Please restate the following records word for word.

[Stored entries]
--------
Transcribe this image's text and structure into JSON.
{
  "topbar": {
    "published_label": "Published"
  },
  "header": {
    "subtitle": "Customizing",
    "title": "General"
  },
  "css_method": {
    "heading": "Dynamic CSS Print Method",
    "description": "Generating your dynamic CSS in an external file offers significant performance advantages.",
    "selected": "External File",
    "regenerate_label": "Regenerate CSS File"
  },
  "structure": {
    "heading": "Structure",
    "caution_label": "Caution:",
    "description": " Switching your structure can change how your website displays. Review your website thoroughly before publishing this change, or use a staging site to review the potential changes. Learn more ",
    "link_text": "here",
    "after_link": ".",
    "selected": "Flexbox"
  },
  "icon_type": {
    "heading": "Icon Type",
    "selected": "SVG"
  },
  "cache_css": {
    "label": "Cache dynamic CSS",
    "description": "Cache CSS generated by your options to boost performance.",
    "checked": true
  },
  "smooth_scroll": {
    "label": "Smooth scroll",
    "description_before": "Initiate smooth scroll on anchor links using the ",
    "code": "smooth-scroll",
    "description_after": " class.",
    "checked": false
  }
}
--------
* RESPONSE TO THIS TASK *
Transcribe this image's text and structure into JSON.
{
  "topbar": {
    "published_label": "Published"
  },
  "header": {
    "subtitle": "Customizing",
    "title": "General"
  },
  "css_method": {
    "heading": "Dynamic CSS Print Method",
    "description": "Generating your dynamic CSS in an external file offers significant performance advantages.",
    "selected": "External File",
    "regenerate_label": "Regenerate CSS File"
  },
  "structure": {
    "heading": "Structure",
    "caution_label": "Caution:",
    "description": " Switching your structure can change how your website displays. Review your website thoroughly before publishing this change, or use a staging site to review the potential changes. Learn more ",
    "link_text": "here",
    "after_link": ".",
    "selected": "Flexbox"
  },
  "icon_type": {
    "heading": "Icon Type",
    "selected": "SVG"
  },
  "cache_css": {
    "label": "Cache dynamic CSS",
    "description": "Cache CSS generated by your options to boost performance.",
    "checked": true
  },
  "smooth_scroll": {
    "label": "Smooth scroll",
    "description_before": "Initiate smooth scroll on anchor links using the ",
    "code": "smooth-scroll",
    "description_after": " class.",
    "checked": false
  }
}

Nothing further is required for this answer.